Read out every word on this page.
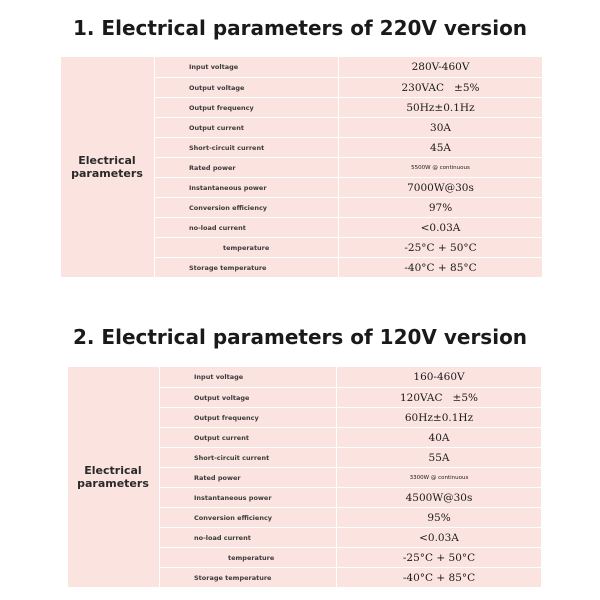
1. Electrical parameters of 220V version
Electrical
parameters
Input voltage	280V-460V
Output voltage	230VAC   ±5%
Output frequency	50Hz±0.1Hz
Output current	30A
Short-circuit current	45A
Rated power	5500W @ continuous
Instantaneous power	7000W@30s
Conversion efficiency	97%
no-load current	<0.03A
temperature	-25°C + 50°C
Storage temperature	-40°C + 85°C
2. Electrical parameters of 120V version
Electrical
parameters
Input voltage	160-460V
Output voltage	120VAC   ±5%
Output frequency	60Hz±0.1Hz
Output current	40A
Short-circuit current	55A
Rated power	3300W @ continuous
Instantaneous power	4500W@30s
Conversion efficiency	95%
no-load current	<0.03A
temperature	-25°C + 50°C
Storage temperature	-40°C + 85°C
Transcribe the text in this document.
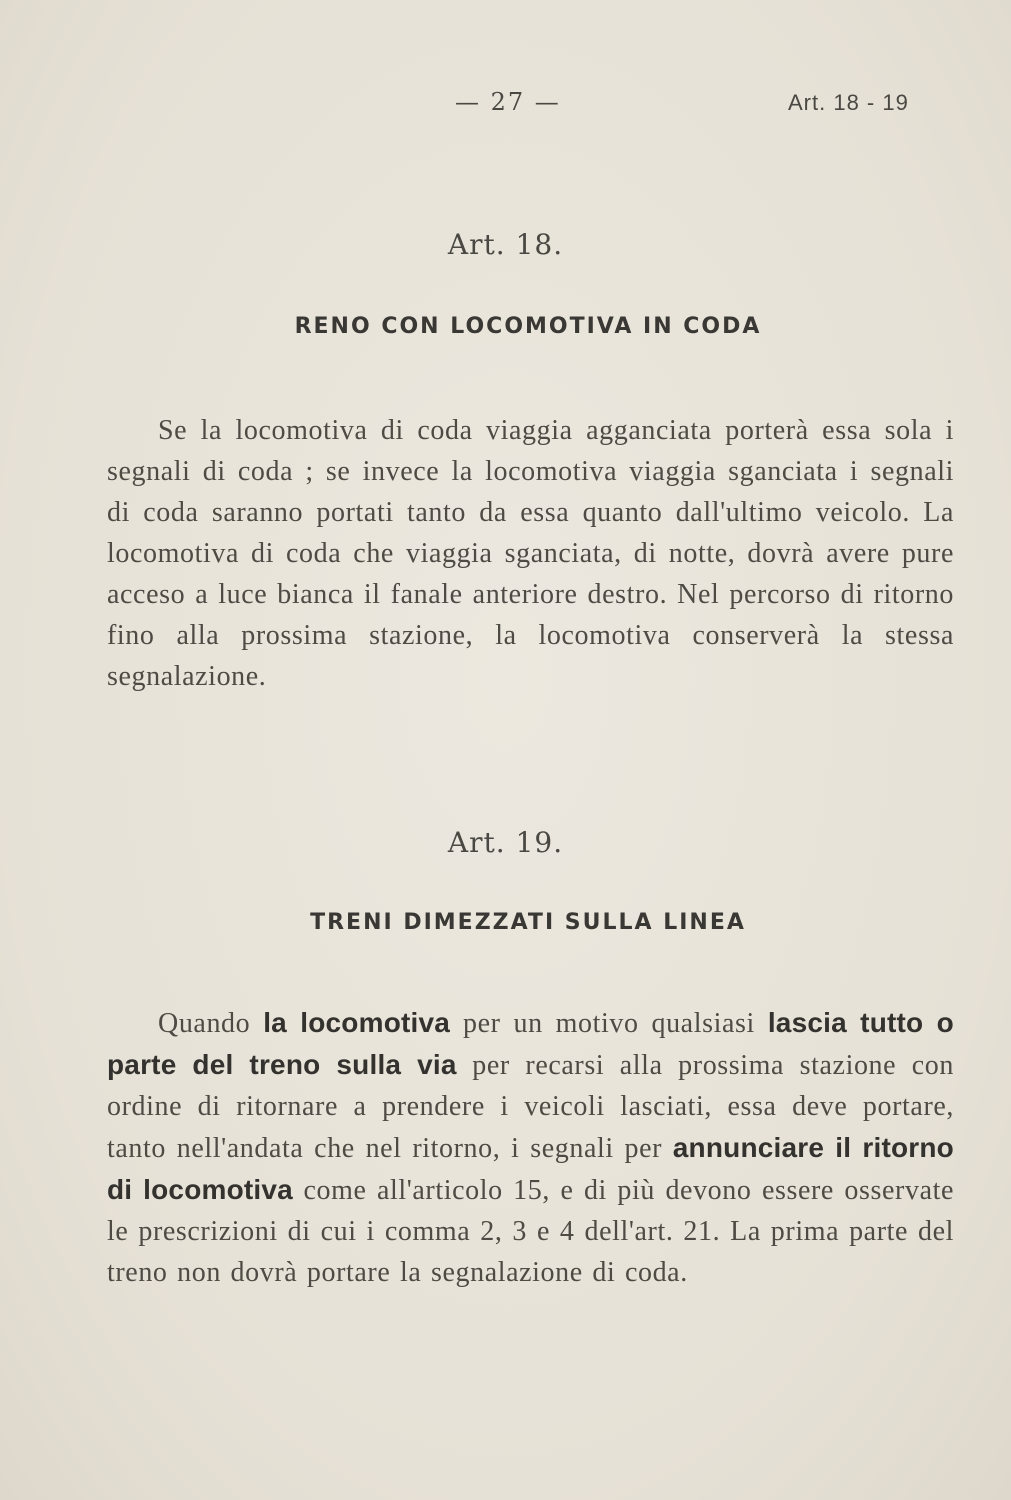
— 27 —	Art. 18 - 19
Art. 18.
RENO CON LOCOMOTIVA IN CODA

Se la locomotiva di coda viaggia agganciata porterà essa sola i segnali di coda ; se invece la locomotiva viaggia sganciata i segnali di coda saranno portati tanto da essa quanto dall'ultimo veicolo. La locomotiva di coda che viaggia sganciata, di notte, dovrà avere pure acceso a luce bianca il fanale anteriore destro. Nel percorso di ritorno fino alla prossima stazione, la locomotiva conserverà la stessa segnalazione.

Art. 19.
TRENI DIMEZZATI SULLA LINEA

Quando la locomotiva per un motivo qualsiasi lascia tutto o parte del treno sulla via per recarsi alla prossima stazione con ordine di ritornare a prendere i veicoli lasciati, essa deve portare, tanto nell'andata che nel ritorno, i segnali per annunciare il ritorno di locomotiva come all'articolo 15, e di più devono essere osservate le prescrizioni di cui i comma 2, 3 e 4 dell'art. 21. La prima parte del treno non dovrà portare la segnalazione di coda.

--

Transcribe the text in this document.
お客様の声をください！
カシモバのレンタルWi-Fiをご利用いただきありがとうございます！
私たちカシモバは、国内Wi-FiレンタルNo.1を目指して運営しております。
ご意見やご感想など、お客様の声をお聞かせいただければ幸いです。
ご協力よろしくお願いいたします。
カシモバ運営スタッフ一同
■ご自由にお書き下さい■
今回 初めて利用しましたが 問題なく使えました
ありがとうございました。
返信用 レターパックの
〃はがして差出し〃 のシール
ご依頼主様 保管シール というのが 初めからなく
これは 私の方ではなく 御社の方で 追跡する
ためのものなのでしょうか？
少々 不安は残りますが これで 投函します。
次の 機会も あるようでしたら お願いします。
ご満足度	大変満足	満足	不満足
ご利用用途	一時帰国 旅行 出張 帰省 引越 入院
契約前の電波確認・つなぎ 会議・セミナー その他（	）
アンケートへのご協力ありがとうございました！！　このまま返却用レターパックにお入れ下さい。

» What is needed: Check each line above for the string "circuit" and show the ones that have it.

» Exercise answer:
Short-circuit current	45A
Short-circuit current	55A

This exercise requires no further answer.